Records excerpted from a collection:
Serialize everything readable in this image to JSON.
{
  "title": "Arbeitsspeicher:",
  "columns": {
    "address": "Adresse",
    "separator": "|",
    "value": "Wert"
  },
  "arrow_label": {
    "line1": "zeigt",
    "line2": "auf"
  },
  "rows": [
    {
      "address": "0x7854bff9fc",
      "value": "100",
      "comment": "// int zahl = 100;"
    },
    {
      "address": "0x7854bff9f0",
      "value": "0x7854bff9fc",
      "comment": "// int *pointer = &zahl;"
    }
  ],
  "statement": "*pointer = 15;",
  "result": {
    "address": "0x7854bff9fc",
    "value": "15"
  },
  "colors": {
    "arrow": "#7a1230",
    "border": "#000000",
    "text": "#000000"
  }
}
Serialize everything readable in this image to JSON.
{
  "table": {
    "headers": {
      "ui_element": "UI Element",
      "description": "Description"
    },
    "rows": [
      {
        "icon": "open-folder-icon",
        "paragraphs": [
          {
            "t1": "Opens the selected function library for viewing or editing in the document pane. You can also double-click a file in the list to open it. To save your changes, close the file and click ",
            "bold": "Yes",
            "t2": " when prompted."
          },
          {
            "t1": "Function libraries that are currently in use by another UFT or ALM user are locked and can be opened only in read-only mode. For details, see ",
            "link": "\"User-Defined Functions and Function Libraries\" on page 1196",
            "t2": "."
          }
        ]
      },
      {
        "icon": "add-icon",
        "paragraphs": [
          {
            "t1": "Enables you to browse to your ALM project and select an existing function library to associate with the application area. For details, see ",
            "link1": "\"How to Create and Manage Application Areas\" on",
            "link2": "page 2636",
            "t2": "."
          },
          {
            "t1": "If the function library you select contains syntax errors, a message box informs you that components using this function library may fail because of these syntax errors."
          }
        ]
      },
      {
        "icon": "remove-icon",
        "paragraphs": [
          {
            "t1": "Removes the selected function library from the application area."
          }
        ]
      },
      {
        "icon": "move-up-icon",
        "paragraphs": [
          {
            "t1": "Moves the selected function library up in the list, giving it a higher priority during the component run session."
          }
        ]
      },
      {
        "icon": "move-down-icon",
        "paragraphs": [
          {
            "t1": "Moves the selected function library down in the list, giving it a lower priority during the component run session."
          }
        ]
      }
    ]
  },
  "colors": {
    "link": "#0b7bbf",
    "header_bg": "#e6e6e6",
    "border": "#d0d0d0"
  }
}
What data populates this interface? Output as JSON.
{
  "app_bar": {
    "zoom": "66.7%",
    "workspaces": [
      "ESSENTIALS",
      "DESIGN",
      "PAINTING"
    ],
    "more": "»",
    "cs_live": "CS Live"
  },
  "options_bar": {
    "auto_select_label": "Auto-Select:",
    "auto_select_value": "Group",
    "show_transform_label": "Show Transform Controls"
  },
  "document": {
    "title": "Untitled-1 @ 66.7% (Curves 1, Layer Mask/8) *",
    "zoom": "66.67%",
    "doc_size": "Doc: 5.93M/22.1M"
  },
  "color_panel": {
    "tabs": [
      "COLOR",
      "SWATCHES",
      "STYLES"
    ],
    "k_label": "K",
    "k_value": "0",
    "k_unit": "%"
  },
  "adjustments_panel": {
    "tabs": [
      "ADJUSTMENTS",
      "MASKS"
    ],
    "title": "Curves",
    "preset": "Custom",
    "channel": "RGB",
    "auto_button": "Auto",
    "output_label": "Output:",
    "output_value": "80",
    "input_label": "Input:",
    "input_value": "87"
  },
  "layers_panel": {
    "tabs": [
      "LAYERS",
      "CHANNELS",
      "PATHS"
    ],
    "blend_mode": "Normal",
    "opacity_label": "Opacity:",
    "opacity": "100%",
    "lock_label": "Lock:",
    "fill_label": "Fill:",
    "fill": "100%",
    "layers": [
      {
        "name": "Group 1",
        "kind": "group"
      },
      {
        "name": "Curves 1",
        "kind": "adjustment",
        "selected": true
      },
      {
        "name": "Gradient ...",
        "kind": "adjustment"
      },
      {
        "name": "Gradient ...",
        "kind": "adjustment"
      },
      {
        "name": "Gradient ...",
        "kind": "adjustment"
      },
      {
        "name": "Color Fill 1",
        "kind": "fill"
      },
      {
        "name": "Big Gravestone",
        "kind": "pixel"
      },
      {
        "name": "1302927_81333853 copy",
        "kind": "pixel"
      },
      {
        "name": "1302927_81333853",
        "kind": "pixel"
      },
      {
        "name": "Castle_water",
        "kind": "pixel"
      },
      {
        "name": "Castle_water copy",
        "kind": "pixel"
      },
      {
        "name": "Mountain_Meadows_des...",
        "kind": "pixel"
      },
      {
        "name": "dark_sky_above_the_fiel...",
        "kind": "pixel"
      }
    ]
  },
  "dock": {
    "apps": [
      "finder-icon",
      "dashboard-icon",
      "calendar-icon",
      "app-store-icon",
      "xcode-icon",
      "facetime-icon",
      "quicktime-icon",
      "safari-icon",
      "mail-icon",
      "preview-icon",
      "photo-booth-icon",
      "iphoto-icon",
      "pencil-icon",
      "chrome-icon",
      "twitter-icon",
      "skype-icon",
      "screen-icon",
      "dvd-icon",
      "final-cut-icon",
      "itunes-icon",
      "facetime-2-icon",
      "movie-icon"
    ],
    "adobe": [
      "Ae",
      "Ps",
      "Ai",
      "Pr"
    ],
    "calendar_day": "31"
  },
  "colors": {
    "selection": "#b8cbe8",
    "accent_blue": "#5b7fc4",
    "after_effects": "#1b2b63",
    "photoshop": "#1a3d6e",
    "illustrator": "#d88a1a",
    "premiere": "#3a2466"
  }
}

▶ The problem:
Filter the listing for the word "address" and copy every line that holds it.

▶ Finished exercise:
    "address": "Adresse",
      "address": "0x7854bff9fc",
      "address": "0x7854bff9f0",
    "address": "0x7854bff9fc",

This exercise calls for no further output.